** Data records follows **

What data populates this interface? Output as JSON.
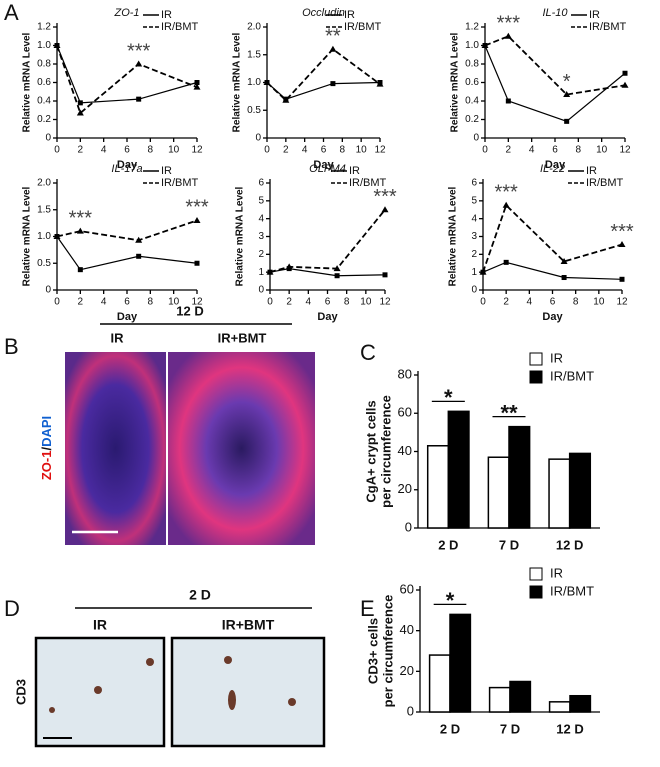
{
  "panel_labels": [
    "A",
    "B",
    "C",
    "D",
    "E"
  ],
  "images": [
    {
      "title": "12 D",
      "labels": [
        "IR",
        "IR+BMT"
      ],
      "stain": [
        "ZO-1",
        "/",
        "DAPI"
      ]
    },
    {
      "title": "2 D",
      "labels": [
        "IR",
        "IR+BMT"
      ],
      "stain": [
        "CD3"
      ]
    }
  ],
  "chart_data": [
    {
      "type": "line",
      "title": "ZO-1",
      "x_label": "Day",
      "y_label": "Relative mRNA Level",
      "x": [
        0,
        2,
        7,
        12
      ],
      "xlim": [
        0,
        12
      ],
      "xticks": [
        0,
        2,
        4,
        6,
        8,
        10,
        12
      ],
      "ylim": [
        0,
        1.2
      ],
      "yticks": [
        0,
        0.2,
        0.4,
        0.6,
        0.8,
        {
          "value": 1.0,
          "label": "1.0"
        },
        1.2
      ],
      "series": [
        {
          "name": "IR",
          "color": "#000000",
          "marker": "square",
          "dashed": false,
          "values": [
            1.0,
            0.38,
            0.42,
            0.6
          ]
        },
        {
          "name": "IR/BMT",
          "color": "#000000",
          "marker": "triangle",
          "dashed": true,
          "values": [
            1.0,
            0.27,
            0.8,
            0.55
          ]
        }
      ],
      "annotations": [
        {
          "text": "***",
          "x": 7
        }
      ]
    },
    {
      "type": "line",
      "title": "Occludin",
      "x_label": "Day",
      "y_label": "Relative mRNA Level",
      "x": [
        0,
        2,
        7,
        12
      ],
      "xlim": [
        0,
        12
      ],
      "xticks": [
        0,
        2,
        4,
        6,
        8,
        10,
        12
      ],
      "ylim": [
        0,
        2.0
      ],
      "yticks": [
        0,
        0.5,
        {
          "value": 1.0,
          "label": "1.0"
        },
        1.5,
        {
          "value": 2.0,
          "label": "2.0"
        }
      ],
      "series": [
        {
          "name": "IR",
          "color": "#000000",
          "marker": "square",
          "dashed": false,
          "values": [
            1.0,
            0.7,
            0.98,
            1.0
          ]
        },
        {
          "name": "IR/BMT",
          "color": "#000000",
          "marker": "triangle",
          "dashed": true,
          "values": [
            1.0,
            0.68,
            1.6,
            0.97
          ]
        }
      ],
      "annotations": [
        {
          "text": "**",
          "x": 7
        }
      ]
    },
    {
      "type": "line",
      "title": "IL-10",
      "x_label": "Day",
      "y_label": "Relative mRNA Level",
      "x": [
        0,
        2,
        7,
        12
      ],
      "xlim": [
        0,
        12
      ],
      "xticks": [
        0,
        2,
        4,
        6,
        8,
        10,
        12
      ],
      "ylim": [
        0,
        1.2
      ],
      "yticks": [
        0,
        0.2,
        0.4,
        0.6,
        0.8,
        {
          "value": 1.0,
          "label": "1.0"
        },
        1.2
      ],
      "series": [
        {
          "name": "IR",
          "color": "#000000",
          "marker": "square",
          "dashed": false,
          "values": [
            1.0,
            0.4,
            0.18,
            0.7
          ]
        },
        {
          "name": "IR/BMT",
          "color": "#000000",
          "marker": "triangle",
          "dashed": true,
          "values": [
            1.0,
            1.1,
            0.47,
            0.57
          ]
        }
      ],
      "annotations": [
        {
          "text": "***",
          "x": 2
        },
        {
          "text": "*",
          "x": 7
        }
      ]
    },
    {
      "type": "line",
      "title": "IL-17a",
      "x_label": "Day",
      "y_label": "Relative mRNA Level",
      "x": [
        0,
        2,
        7,
        12
      ],
      "xlim": [
        0,
        12
      ],
      "xticks": [
        0,
        2,
        4,
        6,
        8,
        10,
        12
      ],
      "ylim": [
        0,
        2.0
      ],
      "yticks": [
        0,
        0.5,
        {
          "value": 1.0,
          "label": "1.0"
        },
        1.5,
        {
          "value": 2.0,
          "label": "2.0"
        }
      ],
      "series": [
        {
          "name": "IR",
          "color": "#000000",
          "marker": "square",
          "dashed": false,
          "values": [
            1.0,
            0.38,
            0.63,
            0.5
          ]
        },
        {
          "name": "IR/BMT",
          "color": "#000000",
          "marker": "triangle",
          "dashed": true,
          "values": [
            1.0,
            1.1,
            0.93,
            1.3
          ]
        }
      ],
      "annotations": [
        {
          "text": "***",
          "x": 2
        },
        {
          "text": "***",
          "x": 12
        }
      ]
    },
    {
      "type": "line",
      "title": "OLFM4",
      "x_label": "Day",
      "y_label": "Relative mRNA Level",
      "x": [
        0,
        2,
        7,
        12
      ],
      "xlim": [
        0,
        12
      ],
      "xticks": [
        0,
        2,
        4,
        6,
        8,
        10,
        12
      ],
      "ylim": [
        0,
        6
      ],
      "yticks": [
        0,
        1,
        2,
        3,
        4,
        5,
        6
      ],
      "series": [
        {
          "name": "IR",
          "color": "#000000",
          "marker": "square",
          "dashed": false,
          "values": [
            1.0,
            1.2,
            0.8,
            0.85
          ]
        },
        {
          "name": "IR/BMT",
          "color": "#000000",
          "marker": "triangle",
          "dashed": true,
          "values": [
            1.0,
            1.3,
            1.2,
            4.5
          ]
        }
      ],
      "annotations": [
        {
          "text": "***",
          "x": 12
        }
      ]
    },
    {
      "type": "line",
      "title": "IL-22",
      "x_label": "Day",
      "y_label": "Relative mRNA Level",
      "x": [
        0,
        2,
        7,
        12
      ],
      "xlim": [
        0,
        12
      ],
      "xticks": [
        0,
        2,
        4,
        6,
        8,
        10,
        12
      ],
      "ylim": [
        0,
        6
      ],
      "yticks": [
        0,
        1,
        2,
        3,
        4,
        5,
        6
      ],
      "series": [
        {
          "name": "IR",
          "color": "#000000",
          "marker": "square",
          "dashed": false,
          "values": [
            1.0,
            1.55,
            0.7,
            0.6
          ]
        },
        {
          "name": "IR/BMT",
          "color": "#000000",
          "marker": "triangle",
          "dashed": true,
          "values": [
            1.0,
            4.75,
            1.6,
            2.55
          ]
        }
      ],
      "annotations": [
        {
          "text": "***",
          "x": 2
        },
        {
          "text": "***",
          "x": 12
        }
      ]
    },
    {
      "type": "bar",
      "y_label": [
        "CgA+ crypt cells",
        "per circumference"
      ],
      "categories": [
        "2 D",
        "7 D",
        "12 D"
      ],
      "ylim": [
        0,
        80
      ],
      "yticks": [
        0,
        20,
        40,
        60,
        80
      ],
      "series": [
        {
          "name": "IR",
          "color": "#ffffff",
          "values": [
            43,
            37,
            36
          ]
        },
        {
          "name": "IR/BMT",
          "color": "#000000",
          "values": [
            61,
            53,
            39
          ]
        }
      ],
      "annotations": [
        {
          "text": "*",
          "category": "2 D"
        },
        {
          "text": "**",
          "category": "7 D"
        }
      ]
    },
    {
      "type": "bar",
      "y_label": [
        "CD3+ cells",
        "per circumference"
      ],
      "categories": [
        "2 D",
        "7 D",
        "12 D"
      ],
      "ylim": [
        0,
        60
      ],
      "yticks": [
        0,
        20,
        40,
        60
      ],
      "series": [
        {
          "name": "IR",
          "color": "#ffffff",
          "values": [
            28,
            12,
            5
          ]
        },
        {
          "name": "IR/BMT",
          "color": "#000000",
          "values": [
            48,
            15,
            8
          ]
        }
      ],
      "annotations": [
        {
          "text": "*",
          "category": "2 D"
        }
      ]
    }
  ]
}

** End of Data records **

[What is required] Each entry above should be restated word for word, though no picture may appear in the copy.

[Written solution]
What data populates this interface? Output as JSON.
{
  "panel_labels": [
    "A",
    "B",
    "C",
    "D",
    "E"
  ],
  "images": [
    {
      "title": "12 D",
      "labels": [
        "IR",
        "IR+BMT"
      ],
      "stain": [
        "ZO-1",
        "/",
        "DAPI"
      ]
    },
    {
      "title": "2 D",
      "labels": [
        "IR",
        "IR+BMT"
      ],
      "stain": [
        "CD3"
      ]
    }
  ],
  "chart_data": [
    {
      "type": "line",
      "title": "ZO-1",
      "x_label": "Day",
      "y_label": "Relative mRNA Level",
      "x": [
        0,
        2,
        7,
        12
      ],
      "xlim": [
        0,
        12
      ],
      "xticks": [
        0,
        2,
        4,
        6,
        8,
        10,
        12
      ],
      "ylim": [
        0,
        1.2
      ],
      "yticks": [
        0,
        0.2,
        0.4,
        0.6,
        0.8,
        {
          "value": 1.0,
          "label": "1.0"
        },
        1.2
      ],
      "series": [
        {
          "name": "IR",
          "color": "#000000",
          "marker": "square",
          "dashed": false,
          "values": [
            1.0,
            0.38,
            0.42,
            0.6
          ]
        },
        {
          "name": "IR/BMT",
          "color": "#000000",
          "marker": "triangle",
          "dashed": true,
          "values": [
            1.0,
            0.27,
            0.8,
            0.55
          ]
        }
      ],
      "annotations": [
        {
          "text": "***",
          "x": 7
        }
      ]
    },
    {
      "type": "line",
      "title": "Occludin",
      "x_label": "Day",
      "y_label": "Relative mRNA Level",
      "x": [
        0,
        2,
        7,
        12
      ],
      "xlim": [
        0,
        12
      ],
      "xticks": [
        0,
        2,
        4,
        6,
        8,
        10,
        12
      ],
      "ylim": [
        0,
        2.0
      ],
      "yticks": [
        0,
        0.5,
        {
          "value": 1.0,
          "label": "1.0"
        },
        1.5,
        {
          "value": 2.0,
          "label": "2.0"
        }
      ],
      "series": [
        {
          "name": "IR",
          "color": "#000000",
          "marker": "square",
          "dashed": false,
          "values": [
            1.0,
            0.7,
            0.98,
            1.0
          ]
        },
        {
          "name": "IR/BMT",
          "color": "#000000",
          "marker": "triangle",
          "dashed": true,
          "values": [
            1.0,
            0.68,
            1.6,
            0.97
          ]
        }
      ],
      "annotations": [
        {
          "text": "**",
          "x": 7
        }
      ]
    },
    {
      "type": "line",
      "title": "IL-10",
      "x_label": "Day",
      "y_label": "Relative mRNA Level",
      "x": [
        0,
        2,
        7,
        12
      ],
      "xlim": [
        0,
        12
      ],
      "xticks": [
        0,
        2,
        4,
        6,
        8,
        10,
        12
      ],
      "ylim": [
        0,
        1.2
      ],
      "yticks": [
        0,
        0.2,
        0.4,
        0.6,
        0.8,
        {
          "value": 1.0,
          "label": "1.0"
        },
        1.2
      ],
      "series": [
        {
          "name": "IR",
          "color": "#000000",
          "marker": "square",
          "dashed": false,
          "values": [
            1.0,
            0.4,
            0.18,
            0.7
          ]
        },
        {
          "name": "IR/BMT",
          "color": "#000000",
          "marker": "triangle",
          "dashed": true,
          "values": [
            1.0,
            1.1,
            0.47,
            0.57
          ]
        }
      ],
      "annotations": [
        {
          "text": "***",
          "x": 2
        },
        {
          "text": "*",
          "x": 7
        }
      ]
    },
    {
      "type": "line",
      "title": "IL-17a",
      "x_label": "Day",
      "y_label": "Relative mRNA Level",
      "x": [
        0,
        2,
        7,
        12
      ],
      "xlim": [
        0,
        12
      ],
      "xticks": [
        0,
        2,
        4,
        6,
        8,
        10,
        12
      ],
      "ylim": [
        0,
        2.0
      ],
      "yticks": [
        0,
        0.5,
        {
          "value": 1.0,
          "label": "1.0"
        },
        1.5,
        {
          "value": 2.0,
          "label": "2.0"
        }
      ],
      "series": [
        {
          "name": "IR",
          "color": "#000000",
          "marker": "square",
          "dashed": false,
          "values": [
            1.0,
            0.38,
            0.63,
            0.5
          ]
        },
        {
          "name": "IR/BMT",
          "color": "#000000",
          "marker": "triangle",
          "dashed": true,
          "values": [
            1.0,
            1.1,
            0.93,
            1.3
          ]
        }
      ],
      "annotations": [
        {
          "text": "***",
          "x": 2
        },
        {
          "text": "***",
          "x": 12
        }
      ]
    },
    {
      "type": "line",
      "title": "OLFM4",
      "x_label": "Day",
      "y_label": "Relative mRNA Level",
      "x": [
        0,
        2,
        7,
        12
      ],
      "xlim": [
        0,
        12
      ],
      "xticks": [
        0,
        2,
        4,
        6,
        8,
        10,
        12
      ],
      "ylim": [
        0,
        6
      ],
      "yticks": [
        0,
        1,
        2,
        3,
        4,
        5,
        6
      ],
      "series": [
        {
          "name": "IR",
          "color": "#000000",
          "marker": "square",
          "dashed": false,
          "values": [
            1.0,
            1.2,
            0.8,
            0.85
          ]
        },
        {
          "name": "IR/BMT",
          "color": "#000000",
          "marker": "triangle",
          "dashed": true,
          "values": [
            1.0,
            1.3,
            1.2,
            4.5
          ]
        }
      ],
      "annotations": [
        {
          "text": "***",
          "x": 12
        }
      ]
    },
    {
      "type": "line",
      "title": "IL-22",
      "x_label": "Day",
      "y_label": "Relative mRNA Level",
      "x": [
        0,
        2,
        7,
        12
      ],
      "xlim": [
        0,
        12
      ],
      "xticks": [
        0,
        2,
        4,
        6,
        8,
        10,
        12
      ],
      "ylim": [
        0,
        6
      ],
      "yticks": [
        0,
        1,
        2,
        3,
        4,
        5,
        6
      ],
      "series": [
        {
          "name": "IR",
          "color": "#000000",
          "marker": "square",
          "dashed": false,
          "values": [
            1.0,
            1.55,
            0.7,
            0.6
          ]
        },
        {
          "name": "IR/BMT",
          "color": "#000000",
          "marker": "triangle",
          "dashed": true,
          "values": [
            1.0,
            4.75,
            1.6,
            2.55
          ]
        }
      ],
      "annotations": [
        {
          "text": "***",
          "x": 2
        },
        {
          "text": "***",
          "x": 12
        }
      ]
    },
    {
      "type": "bar",
      "y_label": [
        "CgA+ crypt cells",
        "per circumference"
      ],
      "categories": [
        "2 D",
        "7 D",
        "12 D"
      ],
      "ylim": [
        0,
        80
      ],
      "yticks": [
        0,
        20,
        40,
        60,
        80
      ],
      "series": [
        {
          "name": "IR",
          "color": "#ffffff",
          "values": [
            43,
            37,
            36
          ]
        },
        {
          "name": "IR/BMT",
          "color": "#000000",
          "values": [
            61,
            53,
            39
          ]
        }
      ],
      "annotations": [
        {
          "text": "*",
          "category": "2 D"
        },
        {
          "text": "**",
          "category": "7 D"
        }
      ]
    },
    {
      "type": "bar",
      "y_label": [
        "CD3+ cells",
        "per circumference"
      ],
      "categories": [
        "2 D",
        "7 D",
        "12 D"
      ],
      "ylim": [
        0,
        60
      ],
      "yticks": [
        0,
        20,
        40,
        60
      ],
      "series": [
        {
          "name": "IR",
          "color": "#ffffff",
          "values": [
            28,
            12,
            5
          ]
        },
        {
          "name": "IR/BMT",
          "color": "#000000",
          "values": [
            48,
            15,
            8
          ]
        }
      ],
      "annotations": [
        {
          "text": "*",
          "category": "2 D"
        }
      ]
    }
  ]
}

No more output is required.